### DIRECTION
Every record must appear in your copy exactly as written, with no pictures.

··· RAW RECORDS

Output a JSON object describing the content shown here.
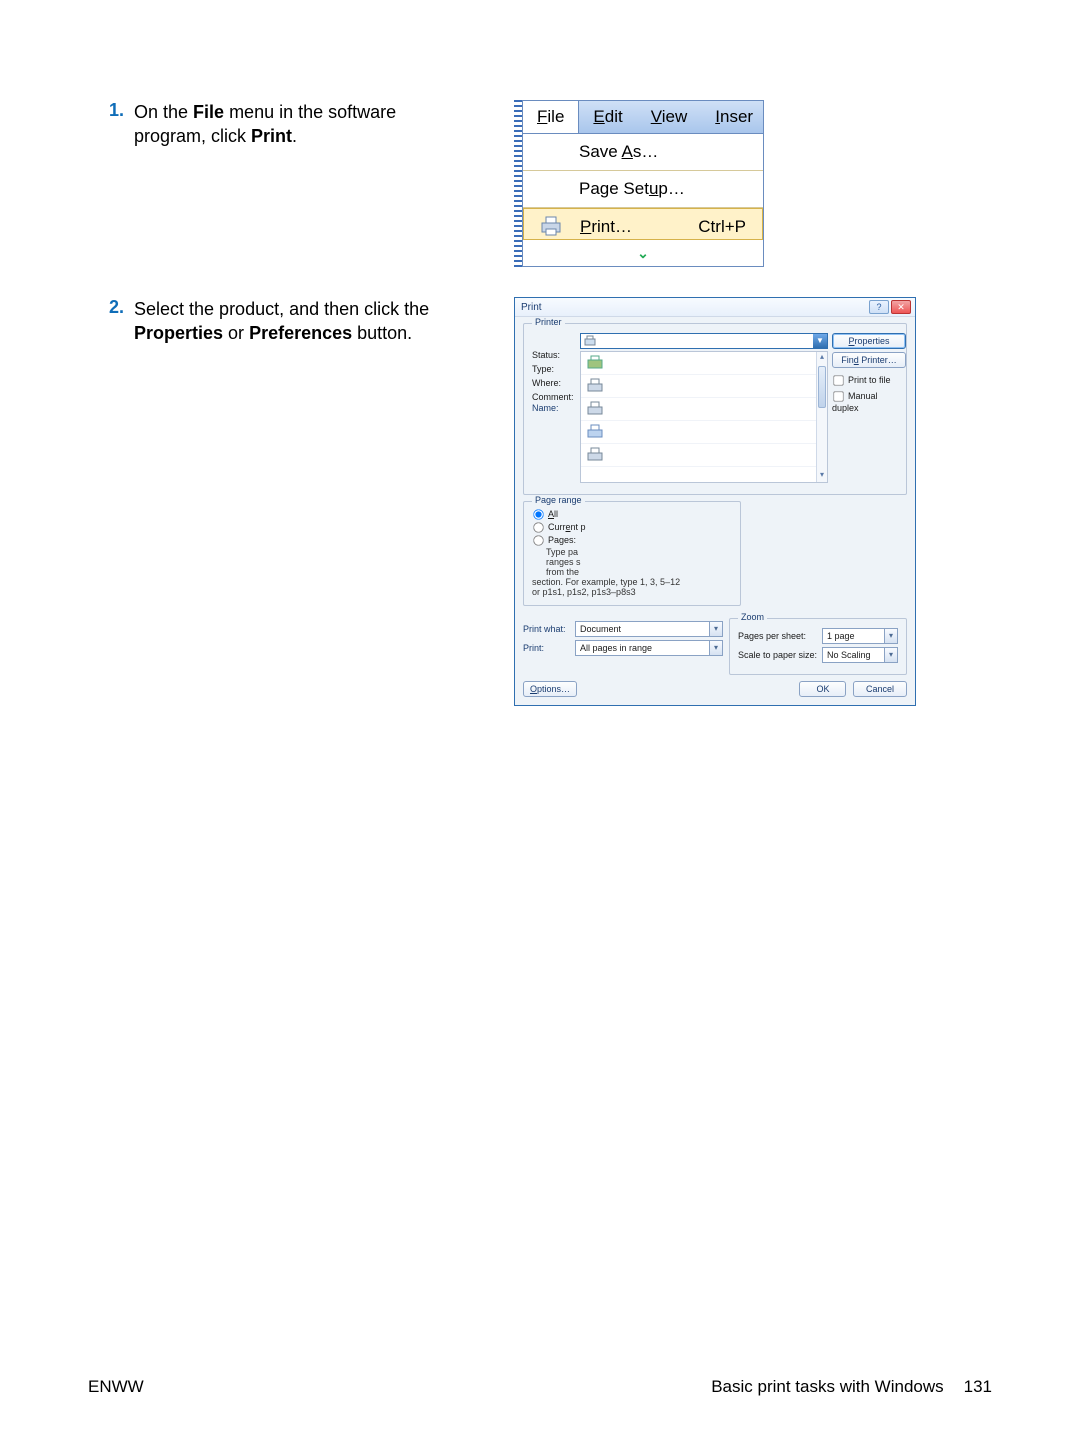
{
  "steps": {
    "s1": {
      "num": "1.",
      "text_pre": "On the ",
      "bold1": "File",
      "text_mid": " menu in the software program, click ",
      "bold2": "Print",
      "text_post": "."
    },
    "s2": {
      "num": "2.",
      "text_pre": "Select the product, and then click the ",
      "bold1": "Properties",
      "text_mid": " or ",
      "bold2": "Preferences",
      "text_post": " button."
    }
  },
  "menu": {
    "tabs": {
      "file": "File",
      "edit": "Edit",
      "view": "View",
      "insert": "Inser"
    },
    "items": {
      "save_as": "Save As…",
      "page_setup": "Page Setup…",
      "print": "Print…",
      "print_shortcut": "Ctrl+P"
    }
  },
  "dlg": {
    "title": "Print",
    "printer": {
      "legend": "Printer",
      "name": "Name:",
      "status": "Status:",
      "type": "Type:",
      "where": "Where:",
      "comment": "Comment:",
      "properties": "Properties",
      "find": "Find Printer…",
      "to_file": "Print to file",
      "manual": "Manual duplex"
    },
    "range": {
      "legend": "Page range",
      "all": "All",
      "current": "Current p",
      "pages": "Pages:",
      "hint1": "Type pa",
      "hint2": "ranges s",
      "hint3": "from the",
      "hint4": "section. For example, type 1, 3, 5–12",
      "hint5": "or p1s1, p1s2, p1s3–p8s3"
    },
    "what": {
      "label": "Print what:",
      "val": "Document",
      "print_label": "Print:",
      "print_val": "All pages in range"
    },
    "zoom": {
      "legend": "Zoom",
      "pps": "Pages per sheet:",
      "pps_val": "1 page",
      "scale": "Scale to paper size:",
      "scale_val": "No Scaling"
    },
    "buttons": {
      "options": "Options…",
      "ok": "OK",
      "cancel": "Cancel"
    }
  },
  "footer": {
    "left": "ENWW",
    "right": "Basic print tasks with Windows",
    "page": "131"
  }
}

······

### OUTPUT OF THE TASK
Output a JSON object describing the content shown here.
{
  "steps": {
    "s1": {
      "num": "1.",
      "text_pre": "On the ",
      "bold1": "File",
      "text_mid": " menu in the software program, click ",
      "bold2": "Print",
      "text_post": "."
    },
    "s2": {
      "num": "2.",
      "text_pre": "Select the product, and then click the ",
      "bold1": "Properties",
      "text_mid": " or ",
      "bold2": "Preferences",
      "text_post": " button."
    }
  },
  "menu": {
    "tabs": {
      "file": "File",
      "edit": "Edit",
      "view": "View",
      "insert": "Inser"
    },
    "items": {
      "save_as": "Save As…",
      "page_setup": "Page Setup…",
      "print": "Print…",
      "print_shortcut": "Ctrl+P"
    }
  },
  "dlg": {
    "title": "Print",
    "printer": {
      "legend": "Printer",
      "name": "Name:",
      "status": "Status:",
      "type": "Type:",
      "where": "Where:",
      "comment": "Comment:",
      "properties": "Properties",
      "find": "Find Printer…",
      "to_file": "Print to file",
      "manual": "Manual duplex"
    },
    "range": {
      "legend": "Page range",
      "all": "All",
      "current": "Current p",
      "pages": "Pages:",
      "hint1": "Type pa",
      "hint2": "ranges s",
      "hint3": "from the",
      "hint4": "section. For example, type 1, 3, 5–12",
      "hint5": "or p1s1, p1s2, p1s3–p8s3"
    },
    "what": {
      "label": "Print what:",
      "val": "Document",
      "print_label": "Print:",
      "print_val": "All pages in range"
    },
    "zoom": {
      "legend": "Zoom",
      "pps": "Pages per sheet:",
      "pps_val": "1 page",
      "scale": "Scale to paper size:",
      "scale_val": "No Scaling"
    },
    "buttons": {
      "options": "Options…",
      "ok": "OK",
      "cancel": "Cancel"
    }
  },
  "footer": {
    "left": "ENWW",
    "right": "Basic print tasks with Windows",
    "page": "131"
  }
}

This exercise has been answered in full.